AIM OF THE TASK.
Identify the lines that contain the string "покрытий" and copy all of them.

MATERIAL FOR THIS EXERCISE.
------------------------------

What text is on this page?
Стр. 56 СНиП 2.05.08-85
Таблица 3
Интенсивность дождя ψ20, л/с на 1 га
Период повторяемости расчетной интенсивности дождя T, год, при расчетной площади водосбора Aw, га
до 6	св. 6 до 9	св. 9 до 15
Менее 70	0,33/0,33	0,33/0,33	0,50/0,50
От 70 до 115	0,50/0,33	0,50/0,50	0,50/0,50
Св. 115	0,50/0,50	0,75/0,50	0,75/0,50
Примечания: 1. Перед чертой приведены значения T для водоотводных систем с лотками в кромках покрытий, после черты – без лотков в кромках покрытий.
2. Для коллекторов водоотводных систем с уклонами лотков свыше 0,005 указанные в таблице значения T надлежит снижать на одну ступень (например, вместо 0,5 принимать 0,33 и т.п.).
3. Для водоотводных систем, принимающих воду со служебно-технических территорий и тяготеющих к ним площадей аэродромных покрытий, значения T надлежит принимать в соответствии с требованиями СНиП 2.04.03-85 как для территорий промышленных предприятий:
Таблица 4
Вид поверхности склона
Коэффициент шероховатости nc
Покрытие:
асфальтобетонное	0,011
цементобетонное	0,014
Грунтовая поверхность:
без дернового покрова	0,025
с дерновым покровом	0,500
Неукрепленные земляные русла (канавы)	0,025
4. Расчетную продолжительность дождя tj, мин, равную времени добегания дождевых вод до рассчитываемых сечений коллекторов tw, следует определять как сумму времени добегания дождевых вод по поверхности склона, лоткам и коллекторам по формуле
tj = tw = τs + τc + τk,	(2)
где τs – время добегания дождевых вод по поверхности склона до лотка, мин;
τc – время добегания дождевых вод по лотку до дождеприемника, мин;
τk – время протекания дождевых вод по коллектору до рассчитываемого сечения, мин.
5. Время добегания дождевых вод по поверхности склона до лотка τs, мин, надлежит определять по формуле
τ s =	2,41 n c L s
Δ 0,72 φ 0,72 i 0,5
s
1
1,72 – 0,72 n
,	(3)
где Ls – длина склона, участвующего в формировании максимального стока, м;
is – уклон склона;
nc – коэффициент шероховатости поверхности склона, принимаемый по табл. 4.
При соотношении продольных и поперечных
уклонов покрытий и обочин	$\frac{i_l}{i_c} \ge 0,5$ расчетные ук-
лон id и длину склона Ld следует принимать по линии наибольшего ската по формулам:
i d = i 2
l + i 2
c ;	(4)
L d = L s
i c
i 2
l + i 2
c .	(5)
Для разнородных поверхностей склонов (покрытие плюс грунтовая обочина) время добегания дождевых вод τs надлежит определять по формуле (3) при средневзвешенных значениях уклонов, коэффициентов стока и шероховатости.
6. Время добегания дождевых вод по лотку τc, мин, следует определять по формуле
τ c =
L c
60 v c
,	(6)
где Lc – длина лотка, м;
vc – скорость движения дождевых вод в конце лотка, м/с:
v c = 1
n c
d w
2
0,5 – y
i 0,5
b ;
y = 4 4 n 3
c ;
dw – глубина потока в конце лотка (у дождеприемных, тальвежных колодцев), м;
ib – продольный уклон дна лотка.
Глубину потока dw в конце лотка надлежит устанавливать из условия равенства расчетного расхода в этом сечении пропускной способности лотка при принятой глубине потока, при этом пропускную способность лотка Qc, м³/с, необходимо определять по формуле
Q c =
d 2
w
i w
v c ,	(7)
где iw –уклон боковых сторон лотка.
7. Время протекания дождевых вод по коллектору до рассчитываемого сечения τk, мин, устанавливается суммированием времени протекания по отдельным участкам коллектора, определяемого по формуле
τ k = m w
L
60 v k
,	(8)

------------------------------

TASK RESULT.
Примечания: 1. Перед чертой приведены значения T для водоотводных систем с лотками в кромках покрытий, после черты – без лотков в кромках покрытий.
3. Для водоотводных систем, принимающих воду со служебно-технических территорий и тяготеющих к ним площадей аэродромных покрытий, значения T надлежит принимать в соответствии с требованиями СНиП 2.04.03-85 как для территорий промышленных предприятий:
уклонов покрытий и обочин	$\frac{i_l}{i_c} \ge 0,5$ расчетные ук-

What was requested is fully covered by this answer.